(Entries with figure data)

• • •

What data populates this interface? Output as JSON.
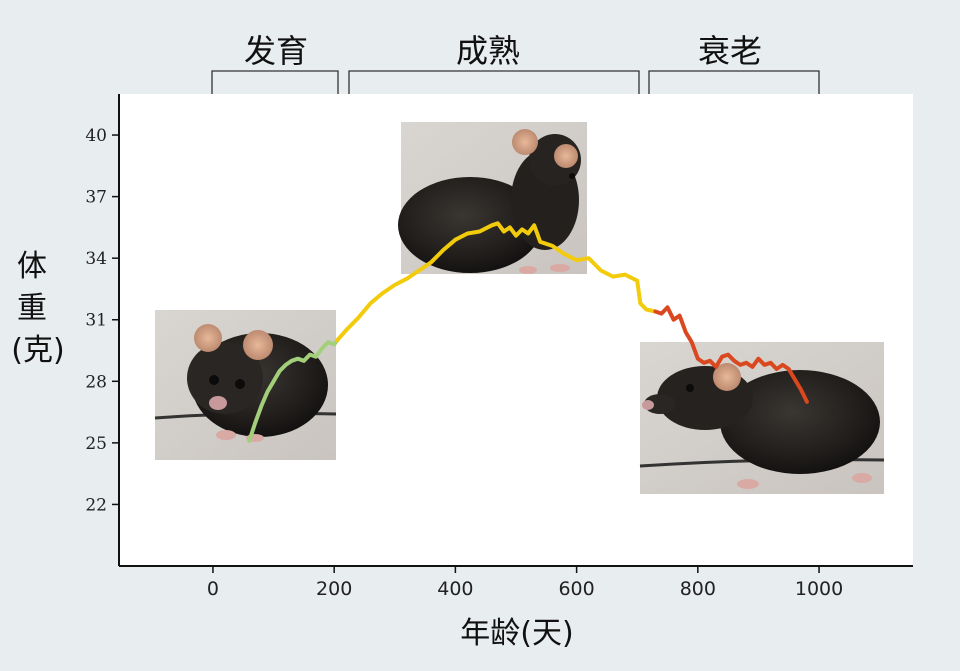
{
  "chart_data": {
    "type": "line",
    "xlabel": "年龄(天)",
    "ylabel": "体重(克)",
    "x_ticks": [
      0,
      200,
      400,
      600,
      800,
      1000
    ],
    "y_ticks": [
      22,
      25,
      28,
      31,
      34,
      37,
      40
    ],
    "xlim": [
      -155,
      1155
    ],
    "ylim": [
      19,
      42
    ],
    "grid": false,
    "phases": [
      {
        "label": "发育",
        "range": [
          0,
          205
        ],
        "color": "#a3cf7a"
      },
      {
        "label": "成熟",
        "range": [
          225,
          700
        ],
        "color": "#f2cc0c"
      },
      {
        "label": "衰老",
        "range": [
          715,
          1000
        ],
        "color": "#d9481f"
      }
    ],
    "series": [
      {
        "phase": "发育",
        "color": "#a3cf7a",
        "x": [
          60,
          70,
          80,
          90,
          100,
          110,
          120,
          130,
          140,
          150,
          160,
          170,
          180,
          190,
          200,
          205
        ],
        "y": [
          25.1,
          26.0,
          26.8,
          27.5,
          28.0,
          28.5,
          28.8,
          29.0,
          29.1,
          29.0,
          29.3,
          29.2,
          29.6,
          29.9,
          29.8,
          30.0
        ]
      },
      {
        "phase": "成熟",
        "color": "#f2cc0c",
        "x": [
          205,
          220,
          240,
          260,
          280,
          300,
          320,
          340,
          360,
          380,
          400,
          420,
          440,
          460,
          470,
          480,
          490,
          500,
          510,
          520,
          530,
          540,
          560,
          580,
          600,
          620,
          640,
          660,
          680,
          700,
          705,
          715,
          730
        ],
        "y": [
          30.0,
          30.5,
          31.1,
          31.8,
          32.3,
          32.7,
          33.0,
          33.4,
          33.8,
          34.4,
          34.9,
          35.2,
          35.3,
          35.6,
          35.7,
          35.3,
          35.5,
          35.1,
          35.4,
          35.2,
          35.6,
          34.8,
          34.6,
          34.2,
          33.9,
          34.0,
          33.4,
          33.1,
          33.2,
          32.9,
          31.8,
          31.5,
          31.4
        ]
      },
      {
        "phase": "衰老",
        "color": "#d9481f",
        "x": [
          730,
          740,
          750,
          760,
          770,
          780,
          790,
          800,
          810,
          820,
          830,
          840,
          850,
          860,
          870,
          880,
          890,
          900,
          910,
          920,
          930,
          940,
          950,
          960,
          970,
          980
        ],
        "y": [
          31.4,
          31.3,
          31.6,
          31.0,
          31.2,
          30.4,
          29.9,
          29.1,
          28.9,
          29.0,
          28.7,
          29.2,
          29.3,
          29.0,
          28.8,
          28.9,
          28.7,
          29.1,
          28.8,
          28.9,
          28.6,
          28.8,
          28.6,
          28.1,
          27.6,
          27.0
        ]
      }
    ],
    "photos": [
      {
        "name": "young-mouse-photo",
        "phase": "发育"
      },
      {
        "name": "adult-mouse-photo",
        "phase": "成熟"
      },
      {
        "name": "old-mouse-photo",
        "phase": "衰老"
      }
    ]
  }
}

• • •

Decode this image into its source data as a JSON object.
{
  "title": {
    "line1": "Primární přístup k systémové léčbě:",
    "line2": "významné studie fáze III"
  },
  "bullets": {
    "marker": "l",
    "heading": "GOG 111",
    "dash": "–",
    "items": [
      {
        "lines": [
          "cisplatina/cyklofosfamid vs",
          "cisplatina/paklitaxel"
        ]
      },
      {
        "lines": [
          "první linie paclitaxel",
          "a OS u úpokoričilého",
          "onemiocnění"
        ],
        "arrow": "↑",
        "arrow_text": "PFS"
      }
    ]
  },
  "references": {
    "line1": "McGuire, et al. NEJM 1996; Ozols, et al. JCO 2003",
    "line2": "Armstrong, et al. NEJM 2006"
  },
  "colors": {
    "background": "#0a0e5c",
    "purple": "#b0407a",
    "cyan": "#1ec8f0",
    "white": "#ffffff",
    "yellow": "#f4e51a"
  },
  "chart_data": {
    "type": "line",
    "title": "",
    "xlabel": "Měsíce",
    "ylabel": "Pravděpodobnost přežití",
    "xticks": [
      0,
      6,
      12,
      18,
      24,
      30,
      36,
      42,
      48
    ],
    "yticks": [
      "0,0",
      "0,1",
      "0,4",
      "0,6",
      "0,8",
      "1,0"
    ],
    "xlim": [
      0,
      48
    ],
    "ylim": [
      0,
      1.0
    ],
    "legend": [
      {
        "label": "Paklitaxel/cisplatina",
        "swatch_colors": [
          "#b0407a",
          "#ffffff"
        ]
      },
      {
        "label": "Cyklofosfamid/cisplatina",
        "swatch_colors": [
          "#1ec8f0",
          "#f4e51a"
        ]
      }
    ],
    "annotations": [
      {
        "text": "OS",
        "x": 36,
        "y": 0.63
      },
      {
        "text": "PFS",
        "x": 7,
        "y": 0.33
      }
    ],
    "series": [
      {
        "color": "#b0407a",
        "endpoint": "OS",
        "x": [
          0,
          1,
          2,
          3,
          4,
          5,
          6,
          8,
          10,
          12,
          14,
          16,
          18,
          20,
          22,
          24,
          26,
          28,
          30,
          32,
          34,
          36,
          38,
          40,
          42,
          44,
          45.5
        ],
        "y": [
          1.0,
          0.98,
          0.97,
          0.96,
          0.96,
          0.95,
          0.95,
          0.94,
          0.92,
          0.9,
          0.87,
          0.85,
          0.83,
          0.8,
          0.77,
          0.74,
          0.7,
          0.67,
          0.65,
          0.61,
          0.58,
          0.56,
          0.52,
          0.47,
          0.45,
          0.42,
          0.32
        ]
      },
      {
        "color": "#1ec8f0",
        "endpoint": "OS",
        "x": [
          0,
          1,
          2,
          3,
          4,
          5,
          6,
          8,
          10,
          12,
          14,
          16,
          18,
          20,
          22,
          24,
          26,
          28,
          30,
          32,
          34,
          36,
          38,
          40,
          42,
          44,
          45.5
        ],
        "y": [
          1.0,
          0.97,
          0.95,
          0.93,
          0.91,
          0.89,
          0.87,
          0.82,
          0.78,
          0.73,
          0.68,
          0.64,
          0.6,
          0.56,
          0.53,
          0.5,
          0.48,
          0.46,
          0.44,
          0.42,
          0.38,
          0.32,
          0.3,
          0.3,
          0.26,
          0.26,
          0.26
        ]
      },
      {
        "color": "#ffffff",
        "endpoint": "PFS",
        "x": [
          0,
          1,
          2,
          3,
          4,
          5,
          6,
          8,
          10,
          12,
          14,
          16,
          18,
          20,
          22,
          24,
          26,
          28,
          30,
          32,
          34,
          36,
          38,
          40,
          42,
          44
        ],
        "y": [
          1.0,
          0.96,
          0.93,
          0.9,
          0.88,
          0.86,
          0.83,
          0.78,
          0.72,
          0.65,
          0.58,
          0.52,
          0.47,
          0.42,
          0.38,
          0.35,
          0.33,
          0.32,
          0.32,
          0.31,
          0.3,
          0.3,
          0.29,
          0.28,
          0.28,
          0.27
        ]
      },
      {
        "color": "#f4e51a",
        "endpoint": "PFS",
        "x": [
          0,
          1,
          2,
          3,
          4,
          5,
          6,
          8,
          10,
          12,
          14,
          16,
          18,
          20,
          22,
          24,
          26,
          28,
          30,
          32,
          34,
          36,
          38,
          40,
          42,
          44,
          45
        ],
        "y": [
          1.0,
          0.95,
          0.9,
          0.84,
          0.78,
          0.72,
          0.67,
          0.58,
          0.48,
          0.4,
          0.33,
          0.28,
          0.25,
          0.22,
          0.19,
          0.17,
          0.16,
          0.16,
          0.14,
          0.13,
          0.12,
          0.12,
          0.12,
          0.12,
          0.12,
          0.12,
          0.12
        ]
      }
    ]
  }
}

• • •

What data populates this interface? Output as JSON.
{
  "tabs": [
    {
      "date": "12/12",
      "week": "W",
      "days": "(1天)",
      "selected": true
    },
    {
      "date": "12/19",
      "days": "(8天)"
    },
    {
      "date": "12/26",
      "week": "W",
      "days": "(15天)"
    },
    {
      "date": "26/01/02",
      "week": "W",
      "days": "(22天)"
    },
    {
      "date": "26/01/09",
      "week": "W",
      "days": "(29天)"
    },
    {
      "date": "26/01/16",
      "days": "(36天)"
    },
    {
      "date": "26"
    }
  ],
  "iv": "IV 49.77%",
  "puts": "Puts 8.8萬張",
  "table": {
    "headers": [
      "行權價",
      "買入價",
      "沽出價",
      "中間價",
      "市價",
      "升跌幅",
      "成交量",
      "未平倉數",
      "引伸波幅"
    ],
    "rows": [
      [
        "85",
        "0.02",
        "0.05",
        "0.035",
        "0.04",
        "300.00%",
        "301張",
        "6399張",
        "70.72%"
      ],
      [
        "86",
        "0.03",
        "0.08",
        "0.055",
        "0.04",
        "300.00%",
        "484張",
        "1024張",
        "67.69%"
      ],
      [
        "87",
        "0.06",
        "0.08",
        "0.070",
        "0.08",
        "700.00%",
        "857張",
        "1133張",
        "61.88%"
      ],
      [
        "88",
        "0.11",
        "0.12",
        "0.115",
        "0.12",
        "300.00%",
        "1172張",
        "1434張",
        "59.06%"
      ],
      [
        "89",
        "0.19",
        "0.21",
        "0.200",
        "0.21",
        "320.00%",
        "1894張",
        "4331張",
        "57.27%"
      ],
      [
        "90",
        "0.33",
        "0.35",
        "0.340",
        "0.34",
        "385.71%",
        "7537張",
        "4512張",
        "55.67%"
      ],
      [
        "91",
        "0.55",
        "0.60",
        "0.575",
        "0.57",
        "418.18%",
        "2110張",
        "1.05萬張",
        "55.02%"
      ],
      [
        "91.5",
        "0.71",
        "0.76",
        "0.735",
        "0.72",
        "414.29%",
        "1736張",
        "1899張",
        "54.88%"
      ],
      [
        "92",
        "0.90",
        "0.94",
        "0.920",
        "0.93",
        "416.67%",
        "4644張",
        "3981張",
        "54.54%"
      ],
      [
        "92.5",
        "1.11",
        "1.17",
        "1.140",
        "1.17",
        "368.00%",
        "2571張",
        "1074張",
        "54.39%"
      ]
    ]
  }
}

• • •

*REQUIRED WORK*
Pick out and copy the lines of the material that include the word "date".

*RESPONSE*
      "date": "12/12",
      "date": "12/19",
      "date": "12/26",
      "date": "26/01/02",
      "date": "26/01/09",
      "date": "26/01/16",
      "date": "26"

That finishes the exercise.